__YOUR TASK__. Without the pictures, give the entries below again exactly as written.

## Begin STORED DATA

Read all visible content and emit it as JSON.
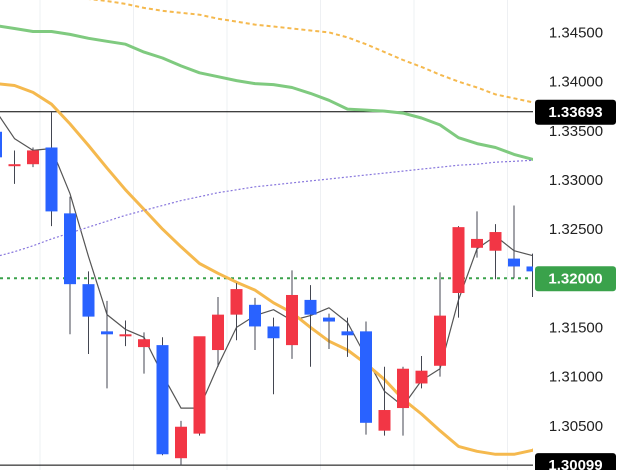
{
  "chart_data": {
    "type": "candlestick",
    "title": "",
    "xlabel": "",
    "ylabel": "",
    "ylim": [
      1.3005,
      1.3483
    ],
    "grid": "vertical",
    "legend": "none",
    "y_ticks": [
      "1.34500",
      "1.34000",
      "1.33500",
      "1.33000",
      "1.32500",
      "1.32000",
      "1.31500",
      "1.31000",
      "1.30500"
    ],
    "candles": [
      {
        "open": 1.3349,
        "high": 1.336,
        "low": 1.3318,
        "close": 1.3323
      },
      {
        "open": 1.3316,
        "high": 1.333,
        "low": 1.3296,
        "close": 1.3316
      },
      {
        "open": 1.3316,
        "high": 1.3333,
        "low": 1.3313,
        "close": 1.333
      },
      {
        "open": 1.3333,
        "high": 1.3369,
        "low": 1.3253,
        "close": 1.3268
      },
      {
        "open": 1.3266,
        "high": 1.3283,
        "low": 1.3143,
        "close": 1.3194
      },
      {
        "open": 1.3194,
        "high": 1.3207,
        "low": 1.3123,
        "close": 1.3161
      },
      {
        "open": 1.3146,
        "high": 1.3177,
        "low": 1.3088,
        "close": 1.3143
      },
      {
        "open": 1.3143,
        "high": 1.3157,
        "low": 1.3131,
        "close": 1.3143
      },
      {
        "open": 1.313,
        "high": 1.3145,
        "low": 1.3103,
        "close": 1.3138
      },
      {
        "open": 1.3132,
        "high": 1.314,
        "low": 1.302,
        "close": 1.3021
      },
      {
        "open": 1.3017,
        "high": 1.3055,
        "low": 1.301,
        "close": 1.3049
      },
      {
        "open": 1.3042,
        "high": 1.314,
        "low": 1.304,
        "close": 1.3141
      },
      {
        "open": 1.3127,
        "high": 1.3181,
        "low": 1.311,
        "close": 1.3163
      },
      {
        "open": 1.3163,
        "high": 1.3195,
        "low": 1.3137,
        "close": 1.3189
      },
      {
        "open": 1.3173,
        "high": 1.318,
        "low": 1.3127,
        "close": 1.3151
      },
      {
        "open": 1.3151,
        "high": 1.316,
        "low": 1.3082,
        "close": 1.3139
      },
      {
        "open": 1.3132,
        "high": 1.3208,
        "low": 1.3118,
        "close": 1.3183
      },
      {
        "open": 1.3178,
        "high": 1.3193,
        "low": 1.311,
        "close": 1.3163
      },
      {
        "open": 1.316,
        "high": 1.3164,
        "low": 1.3128,
        "close": 1.3156
      },
      {
        "open": 1.3146,
        "high": 1.316,
        "low": 1.312,
        "close": 1.3142
      },
      {
        "open": 1.3146,
        "high": 1.3156,
        "low": 1.3041,
        "close": 1.3053
      },
      {
        "open": 1.3045,
        "high": 1.311,
        "low": 1.304,
        "close": 1.3066
      },
      {
        "open": 1.3068,
        "high": 1.311,
        "low": 1.304,
        "close": 1.3108
      },
      {
        "open": 1.3093,
        "high": 1.3121,
        "low": 1.3088,
        "close": 1.3106
      },
      {
        "open": 1.3111,
        "high": 1.3206,
        "low": 1.31,
        "close": 1.3162
      },
      {
        "open": 1.3185,
        "high": 1.3253,
        "low": 1.316,
        "close": 1.3252
      },
      {
        "open": 1.3231,
        "high": 1.3268,
        "low": 1.3221,
        "close": 1.324
      },
      {
        "open": 1.3228,
        "high": 1.3255,
        "low": 1.3199,
        "close": 1.3247
      },
      {
        "open": 1.322,
        "high": 1.3274,
        "low": 1.32,
        "close": 1.3212
      },
      {
        "open": 1.3212,
        "high": 1.3225,
        "low": 1.3181,
        "close": 1.3207
      }
    ],
    "series": [
      {
        "values": [
          1.337,
          1.3342,
          1.333,
          1.3332,
          1.3286,
          1.3222,
          1.3163,
          1.3148,
          1.314,
          1.3102,
          1.3068,
          1.3068,
          1.3111,
          1.315,
          1.3162,
          1.3168,
          1.3157,
          1.3162,
          1.317,
          1.3155,
          1.312,
          1.3085,
          1.307,
          1.3096,
          1.3108,
          1.3178,
          1.323,
          1.3243,
          1.3228,
          1.3223,
          1.324
        ],
        "color": "#555555",
        "style": "solid"
      },
      {
        "values": [
          1.3398,
          1.3396,
          1.3389,
          1.3377,
          1.3357,
          1.3335,
          1.3312,
          1.329,
          1.327,
          1.325,
          1.3232,
          1.3215,
          1.3205,
          1.3196,
          1.3188,
          1.3175,
          1.3165,
          1.315,
          1.3136,
          1.3127,
          1.3113,
          1.3097,
          1.3077,
          1.3062,
          1.3045,
          1.3029,
          1.3024,
          1.3021,
          1.3021,
          1.3025,
          1.3036
        ],
        "color": "#f5b94e",
        "style": "solid"
      },
      {
        "values": [
          1.3457,
          1.3454,
          1.3451,
          1.3451,
          1.3448,
          1.3444,
          1.3441,
          1.3438,
          1.343,
          1.3424,
          1.3416,
          1.3409,
          1.3405,
          1.3401,
          1.3398,
          1.3397,
          1.3394,
          1.3388,
          1.3381,
          1.3372,
          1.3371,
          1.337,
          1.3368,
          1.3363,
          1.3356,
          1.3343,
          1.3337,
          1.3333,
          1.3326,
          1.3321,
          1.3318
        ],
        "color": "#7fca7f",
        "style": "solid"
      },
      {
        "values": [
          1.3491,
          1.3489,
          1.3488,
          1.3486,
          1.3485,
          1.3484,
          1.3482,
          1.3479,
          1.3475,
          1.3472,
          1.347,
          1.3468,
          1.3464,
          1.3461,
          1.3458,
          1.3456,
          1.3454,
          1.3452,
          1.345,
          1.3445,
          1.3438,
          1.343,
          1.3422,
          1.3415,
          1.3407,
          1.34,
          1.3394,
          1.3387,
          1.3383,
          1.3379,
          1.3374
        ],
        "color": "#f5b94e",
        "style": "dashed"
      },
      {
        "values": [
          1.3222,
          1.3227,
          1.3233,
          1.324,
          1.3246,
          1.3252,
          1.3258,
          1.3264,
          1.3269,
          1.3274,
          1.3279,
          1.3283,
          1.3287,
          1.329,
          1.3293,
          1.3295,
          1.3297,
          1.3299,
          1.3301,
          1.3303,
          1.3305,
          1.3307,
          1.3309,
          1.3311,
          1.3313,
          1.3315,
          1.3316,
          1.3318,
          1.3319,
          1.332,
          1.3321
        ],
        "color": "#8877dd",
        "style": "dotted"
      }
    ],
    "reference_lines": [
      {
        "value": 1.33693,
        "label": "1.33693",
        "line_color": "#000000",
        "badge_color": "#000000",
        "style": "solid"
      },
      {
        "value": 1.32,
        "label": "1.32000",
        "line_color": "#3aa24b",
        "badge_color": "#3aa24b",
        "style": "dotted"
      },
      {
        "value": 1.30099,
        "label": "1.30099",
        "line_color": "#000000",
        "badge_color": "#000000",
        "style": "solid"
      }
    ],
    "colors": {
      "up": "#f23645",
      "down": "#2962ff",
      "wick": "#434651",
      "grid": "#eef0f3"
    }
  }
}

## End STORED DATA

__RESPONSE__.
Read all visible content and emit it as JSON.
{
  "chart_data": {
    "type": "candlestick",
    "title": "",
    "xlabel": "",
    "ylabel": "",
    "ylim": [
      1.3005,
      1.3483
    ],
    "grid": "vertical",
    "legend": "none",
    "y_ticks": [
      "1.34500",
      "1.34000",
      "1.33500",
      "1.33000",
      "1.32500",
      "1.32000",
      "1.31500",
      "1.31000",
      "1.30500"
    ],
    "candles": [
      {
        "open": 1.3349,
        "high": 1.336,
        "low": 1.3318,
        "close": 1.3323
      },
      {
        "open": 1.3316,
        "high": 1.333,
        "low": 1.3296,
        "close": 1.3316
      },
      {
        "open": 1.3316,
        "high": 1.3333,
        "low": 1.3313,
        "close": 1.333
      },
      {
        "open": 1.3333,
        "high": 1.3369,
        "low": 1.3253,
        "close": 1.3268
      },
      {
        "open": 1.3266,
        "high": 1.3283,
        "low": 1.3143,
        "close": 1.3194
      },
      {
        "open": 1.3194,
        "high": 1.3207,
        "low": 1.3123,
        "close": 1.3161
      },
      {
        "open": 1.3146,
        "high": 1.3177,
        "low": 1.3088,
        "close": 1.3143
      },
      {
        "open": 1.3143,
        "high": 1.3157,
        "low": 1.3131,
        "close": 1.3143
      },
      {
        "open": 1.313,
        "high": 1.3145,
        "low": 1.3103,
        "close": 1.3138
      },
      {
        "open": 1.3132,
        "high": 1.314,
        "low": 1.302,
        "close": 1.3021
      },
      {
        "open": 1.3017,
        "high": 1.3055,
        "low": 1.301,
        "close": 1.3049
      },
      {
        "open": 1.3042,
        "high": 1.314,
        "low": 1.304,
        "close": 1.3141
      },
      {
        "open": 1.3127,
        "high": 1.3181,
        "low": 1.311,
        "close": 1.3163
      },
      {
        "open": 1.3163,
        "high": 1.3195,
        "low": 1.3137,
        "close": 1.3189
      },
      {
        "open": 1.3173,
        "high": 1.318,
        "low": 1.3127,
        "close": 1.3151
      },
      {
        "open": 1.3151,
        "high": 1.316,
        "low": 1.3082,
        "close": 1.3139
      },
      {
        "open": 1.3132,
        "high": 1.3208,
        "low": 1.3118,
        "close": 1.3183
      },
      {
        "open": 1.3178,
        "high": 1.3193,
        "low": 1.311,
        "close": 1.3163
      },
      {
        "open": 1.316,
        "high": 1.3164,
        "low": 1.3128,
        "close": 1.3156
      },
      {
        "open": 1.3146,
        "high": 1.316,
        "low": 1.312,
        "close": 1.3142
      },
      {
        "open": 1.3146,
        "high": 1.3156,
        "low": 1.3041,
        "close": 1.3053
      },
      {
        "open": 1.3045,
        "high": 1.311,
        "low": 1.304,
        "close": 1.3066
      },
      {
        "open": 1.3068,
        "high": 1.311,
        "low": 1.304,
        "close": 1.3108
      },
      {
        "open": 1.3093,
        "high": 1.3121,
        "low": 1.3088,
        "close": 1.3106
      },
      {
        "open": 1.3111,
        "high": 1.3206,
        "low": 1.31,
        "close": 1.3162
      },
      {
        "open": 1.3185,
        "high": 1.3253,
        "low": 1.316,
        "close": 1.3252
      },
      {
        "open": 1.3231,
        "high": 1.3268,
        "low": 1.3221,
        "close": 1.324
      },
      {
        "open": 1.3228,
        "high": 1.3255,
        "low": 1.3199,
        "close": 1.3247
      },
      {
        "open": 1.322,
        "high": 1.3274,
        "low": 1.32,
        "close": 1.3212
      },
      {
        "open": 1.3212,
        "high": 1.3225,
        "low": 1.3181,
        "close": 1.3207
      }
    ],
    "series": [
      {
        "values": [
          1.337,
          1.3342,
          1.333,
          1.3332,
          1.3286,
          1.3222,
          1.3163,
          1.3148,
          1.314,
          1.3102,
          1.3068,
          1.3068,
          1.3111,
          1.315,
          1.3162,
          1.3168,
          1.3157,
          1.3162,
          1.317,
          1.3155,
          1.312,
          1.3085,
          1.307,
          1.3096,
          1.3108,
          1.3178,
          1.323,
          1.3243,
          1.3228,
          1.3223,
          1.324
        ],
        "color": "#555555",
        "style": "solid"
      },
      {
        "values": [
          1.3398,
          1.3396,
          1.3389,
          1.3377,
          1.3357,
          1.3335,
          1.3312,
          1.329,
          1.327,
          1.325,
          1.3232,
          1.3215,
          1.3205,
          1.3196,
          1.3188,
          1.3175,
          1.3165,
          1.315,
          1.3136,
          1.3127,
          1.3113,
          1.3097,
          1.3077,
          1.3062,
          1.3045,
          1.3029,
          1.3024,
          1.3021,
          1.3021,
          1.3025,
          1.3036
        ],
        "color": "#f5b94e",
        "style": "solid"
      },
      {
        "values": [
          1.3457,
          1.3454,
          1.3451,
          1.3451,
          1.3448,
          1.3444,
          1.3441,
          1.3438,
          1.343,
          1.3424,
          1.3416,
          1.3409,
          1.3405,
          1.3401,
          1.3398,
          1.3397,
          1.3394,
          1.3388,
          1.3381,
          1.3372,
          1.3371,
          1.337,
          1.3368,
          1.3363,
          1.3356,
          1.3343,
          1.3337,
          1.3333,
          1.3326,
          1.3321,
          1.3318
        ],
        "color": "#7fca7f",
        "style": "solid"
      },
      {
        "values": [
          1.3491,
          1.3489,
          1.3488,
          1.3486,
          1.3485,
          1.3484,
          1.3482,
          1.3479,
          1.3475,
          1.3472,
          1.347,
          1.3468,
          1.3464,
          1.3461,
          1.3458,
          1.3456,
          1.3454,
          1.3452,
          1.345,
          1.3445,
          1.3438,
          1.343,
          1.3422,
          1.3415,
          1.3407,
          1.34,
          1.3394,
          1.3387,
          1.3383,
          1.3379,
          1.3374
        ],
        "color": "#f5b94e",
        "style": "dashed"
      },
      {
        "values": [
          1.3222,
          1.3227,
          1.3233,
          1.324,
          1.3246,
          1.3252,
          1.3258,
          1.3264,
          1.3269,
          1.3274,
          1.3279,
          1.3283,
          1.3287,
          1.329,
          1.3293,
          1.3295,
          1.3297,
          1.3299,
          1.3301,
          1.3303,
          1.3305,
          1.3307,
          1.3309,
          1.3311,
          1.3313,
          1.3315,
          1.3316,
          1.3318,
          1.3319,
          1.332,
          1.3321
        ],
        "color": "#8877dd",
        "style": "dotted"
      }
    ],
    "reference_lines": [
      {
        "value": 1.33693,
        "label": "1.33693",
        "line_color": "#000000",
        "badge_color": "#000000",
        "style": "solid"
      },
      {
        "value": 1.32,
        "label": "1.32000",
        "line_color": "#3aa24b",
        "badge_color": "#3aa24b",
        "style": "dotted"
      },
      {
        "value": 1.30099,
        "label": "1.30099",
        "line_color": "#000000",
        "badge_color": "#000000",
        "style": "solid"
      }
    ],
    "colors": {
      "up": "#f23645",
      "down": "#2962ff",
      "wick": "#434651",
      "grid": "#eef0f3"
    }
  }
}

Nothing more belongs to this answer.